- Stated goal
Every line in the listing is to be echoed verbatim.

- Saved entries
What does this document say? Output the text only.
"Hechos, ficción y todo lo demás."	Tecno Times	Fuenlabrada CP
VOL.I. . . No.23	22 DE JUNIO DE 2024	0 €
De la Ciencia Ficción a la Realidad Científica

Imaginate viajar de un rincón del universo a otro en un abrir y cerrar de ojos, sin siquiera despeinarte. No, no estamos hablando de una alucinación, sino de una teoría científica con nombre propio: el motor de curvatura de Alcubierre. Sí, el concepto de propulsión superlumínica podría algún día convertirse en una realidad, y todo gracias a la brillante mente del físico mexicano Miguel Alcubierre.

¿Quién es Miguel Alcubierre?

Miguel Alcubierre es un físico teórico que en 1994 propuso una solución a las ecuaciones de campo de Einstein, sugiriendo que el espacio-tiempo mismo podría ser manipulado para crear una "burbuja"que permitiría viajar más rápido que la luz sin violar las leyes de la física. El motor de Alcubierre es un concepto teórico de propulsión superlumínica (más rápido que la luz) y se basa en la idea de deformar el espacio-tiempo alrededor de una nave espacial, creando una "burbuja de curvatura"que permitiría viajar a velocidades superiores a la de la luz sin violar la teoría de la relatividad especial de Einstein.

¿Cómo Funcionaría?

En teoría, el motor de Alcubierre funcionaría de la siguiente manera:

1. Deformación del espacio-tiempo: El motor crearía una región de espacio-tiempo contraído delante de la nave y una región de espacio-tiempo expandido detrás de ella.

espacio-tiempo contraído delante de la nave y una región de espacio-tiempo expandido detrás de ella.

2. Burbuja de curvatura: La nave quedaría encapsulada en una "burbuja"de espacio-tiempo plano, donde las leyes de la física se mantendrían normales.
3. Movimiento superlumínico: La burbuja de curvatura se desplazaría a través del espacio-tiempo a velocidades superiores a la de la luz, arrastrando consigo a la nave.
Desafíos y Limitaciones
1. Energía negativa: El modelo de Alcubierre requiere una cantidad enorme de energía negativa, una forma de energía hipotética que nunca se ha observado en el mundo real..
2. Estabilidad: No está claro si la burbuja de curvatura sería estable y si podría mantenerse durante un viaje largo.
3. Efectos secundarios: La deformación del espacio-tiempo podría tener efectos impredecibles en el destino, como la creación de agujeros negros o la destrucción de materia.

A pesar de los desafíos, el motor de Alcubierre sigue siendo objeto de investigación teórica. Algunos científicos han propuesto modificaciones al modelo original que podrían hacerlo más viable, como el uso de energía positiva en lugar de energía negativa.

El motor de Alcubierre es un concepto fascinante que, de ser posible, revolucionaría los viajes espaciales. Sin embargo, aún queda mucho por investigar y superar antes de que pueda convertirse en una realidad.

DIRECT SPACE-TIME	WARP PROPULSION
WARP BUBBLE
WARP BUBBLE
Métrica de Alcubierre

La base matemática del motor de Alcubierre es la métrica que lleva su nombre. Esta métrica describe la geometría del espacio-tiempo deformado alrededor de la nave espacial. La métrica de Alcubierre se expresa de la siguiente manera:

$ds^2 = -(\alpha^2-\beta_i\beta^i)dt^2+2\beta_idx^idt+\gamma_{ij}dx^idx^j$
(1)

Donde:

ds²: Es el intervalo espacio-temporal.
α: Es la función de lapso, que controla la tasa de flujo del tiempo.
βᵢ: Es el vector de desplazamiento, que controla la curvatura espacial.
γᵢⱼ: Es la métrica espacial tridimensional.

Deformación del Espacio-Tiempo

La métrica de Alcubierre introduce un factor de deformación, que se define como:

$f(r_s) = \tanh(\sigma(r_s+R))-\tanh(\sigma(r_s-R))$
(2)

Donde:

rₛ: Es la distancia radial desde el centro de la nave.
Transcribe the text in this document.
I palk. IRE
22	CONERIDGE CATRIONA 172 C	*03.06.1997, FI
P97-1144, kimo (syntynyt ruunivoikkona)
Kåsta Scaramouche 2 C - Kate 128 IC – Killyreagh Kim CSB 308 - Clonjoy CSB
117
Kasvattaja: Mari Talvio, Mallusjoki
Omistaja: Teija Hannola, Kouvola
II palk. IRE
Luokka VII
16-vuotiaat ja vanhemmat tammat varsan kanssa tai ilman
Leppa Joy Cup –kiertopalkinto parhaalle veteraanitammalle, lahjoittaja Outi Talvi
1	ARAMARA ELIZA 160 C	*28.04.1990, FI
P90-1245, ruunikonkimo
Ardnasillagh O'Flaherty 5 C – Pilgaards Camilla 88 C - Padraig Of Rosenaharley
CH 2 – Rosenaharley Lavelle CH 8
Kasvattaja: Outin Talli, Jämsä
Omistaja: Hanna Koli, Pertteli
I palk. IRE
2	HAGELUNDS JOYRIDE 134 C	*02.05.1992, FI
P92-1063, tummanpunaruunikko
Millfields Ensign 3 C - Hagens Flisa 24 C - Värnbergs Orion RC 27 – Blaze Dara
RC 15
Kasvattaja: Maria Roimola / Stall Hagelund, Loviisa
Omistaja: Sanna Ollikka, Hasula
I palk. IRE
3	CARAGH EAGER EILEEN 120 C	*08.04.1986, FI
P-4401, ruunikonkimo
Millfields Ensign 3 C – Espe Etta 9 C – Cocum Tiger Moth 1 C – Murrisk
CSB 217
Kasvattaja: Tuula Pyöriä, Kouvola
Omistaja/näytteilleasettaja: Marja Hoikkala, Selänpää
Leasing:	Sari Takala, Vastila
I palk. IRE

- Result of the exercise
What does this document say? Output the text only.
"Hechos, ficción y todo lo demás."	Tecno Times	Fuenlabrada CP
VOL.I. . . No.23	22 DE JUNIO DE 2024	0 €
De la Ciencia Ficción a la Realidad Científica

Imaginate viajar de un rincón del universo a otro en un abrir y cerrar de ojos, sin siquiera despeinarte. No, no estamos hablando de una alucinación, sino de una teoría científica con nombre propio: el motor de curvatura de Alcubierre. Sí, el concepto de propulsión superlumínica podría algún día convertirse en una realidad, y todo gracias a la brillante mente del físico mexicano Miguel Alcubierre.

¿Quién es Miguel Alcubierre?

Miguel Alcubierre es un físico teórico que en 1994 propuso una solución a las ecuaciones de campo de Einstein, sugiriendo que el espacio-tiempo mismo podría ser manipulado para crear una "burbuja"que permitiría viajar más rápido que la luz sin violar las leyes de la física. El motor de Alcubierre es un concepto teórico de propulsión superlumínica (más rápido que la luz) y se basa en la idea de deformar el espacio-tiempo alrededor de una nave espacial, creando una "burbuja de curvatura"que permitiría viajar a velocidades superiores a la de la luz sin violar la teoría de la relatividad especial de Einstein.

¿Cómo Funcionaría?

En teoría, el motor de Alcubierre funcionaría de la siguiente manera:

1. Deformación del espacio-tiempo: El motor crearía una región de espacio-tiempo contraído delante de la nave y una región de espacio-tiempo expandido detrás de ella.

espacio-tiempo contraído delante de la nave y una región de espacio-tiempo expandido detrás de ella.

2. Burbuja de curvatura: La nave quedaría encapsulada en una "burbuja"de espacio-tiempo plano, donde las leyes de la física se mantendrían normales.
3. Movimiento superlumínico: La burbuja de curvatura se desplazaría a través del espacio-tiempo a velocidades superiores a la de la luz, arrastrando consigo a la nave.
Desafíos y Limitaciones
1. Energía negativa: El modelo de Alcubierre requiere una cantidad enorme de energía negativa, una forma de energía hipotética que nunca se ha observado en el mundo real..
2. Estabilidad: No está claro si la burbuja de curvatura sería estable y si podría mantenerse durante un viaje largo.
3. Efectos secundarios: La deformación del espacio-tiempo podría tener efectos impredecibles en el destino, como la creación de agujeros negros o la destrucción de materia.

A pesar de los desafíos, el motor de Alcubierre sigue siendo objeto de investigación teórica. Algunos científicos han propuesto modificaciones al modelo original que podrían hacerlo más viable, como el uso de energía positiva en lugar de energía negativa.

El motor de Alcubierre es un concepto fascinante que, de ser posible, revolucionaría los viajes espaciales. Sin embargo, aún queda mucho por investigar y superar antes de que pueda convertirse en una realidad.

DIRECT SPACE-TIME	WARP PROPULSION
WARP BUBBLE
WARP BUBBLE
Métrica de Alcubierre

La base matemática del motor de Alcubierre es la métrica que lleva su nombre. Esta métrica describe la geometría del espacio-tiempo deformado alrededor de la nave espacial. La métrica de Alcubierre se expresa de la siguiente manera:

$ds^2 = -(\alpha^2-\beta_i\beta^i)dt^2+2\beta_idx^idt+\gamma_{ij}dx^idx^j$
(1)

Donde:

ds²: Es el intervalo espacio-temporal.
α: Es la función de lapso, que controla la tasa de flujo del tiempo.
βᵢ: Es el vector de desplazamiento, que controla la curvatura espacial.
γᵢⱼ: Es la métrica espacial tridimensional.

Deformación del Espacio-Tiempo

La métrica de Alcubierre introduce un factor de deformación, que se define como:

$f(r_s) = \tanh(\sigma(r_s+R))-\tanh(\sigma(r_s-R))$
(2)

Donde:

rₛ: Es la distancia radial desde el centro de la nave.
Transcribe the text in this document.
I palk. IRE
22	CONERIDGE CATRIONA 172 C	*03.06.1997, FI
P97-1144, kimo (syntynyt ruunivoikkona)
Kåsta Scaramouche 2 C - Kate 128 IC – Killyreagh Kim CSB 308 - Clonjoy CSB
117
Kasvattaja: Mari Talvio, Mallusjoki
Omistaja: Teija Hannola, Kouvola
II palk. IRE
Luokka VII
16-vuotiaat ja vanhemmat tammat varsan kanssa tai ilman
Leppa Joy Cup –kiertopalkinto parhaalle veteraanitammalle, lahjoittaja Outi Talvi
1	ARAMARA ELIZA 160 C	*28.04.1990, FI
P90-1245, ruunikonkimo
Ardnasillagh O'Flaherty 5 C – Pilgaards Camilla 88 C - Padraig Of Rosenaharley
CH 2 – Rosenaharley Lavelle CH 8
Kasvattaja: Outin Talli, Jämsä
Omistaja: Hanna Koli, Pertteli
I palk. IRE
2	HAGELUNDS JOYRIDE 134 C	*02.05.1992, FI
P92-1063, tummanpunaruunikko
Millfields Ensign 3 C - Hagens Flisa 24 C - Värnbergs Orion RC 27 – Blaze Dara
RC 15
Kasvattaja: Maria Roimola / Stall Hagelund, Loviisa
Omistaja: Sanna Ollikka, Hasula
I palk. IRE
3	CARAGH EAGER EILEEN 120 C	*08.04.1986, FI
P-4401, ruunikonkimo
Millfields Ensign 3 C – Espe Etta 9 C – Cocum Tiger Moth 1 C – Murrisk
CSB 217
Kasvattaja: Tuula Pyöriä, Kouvola
Omistaja/näytteilleasettaja: Marja Hoikkala, Selänpää
Leasing:	Sari Takala, Vastila
I palk. IRE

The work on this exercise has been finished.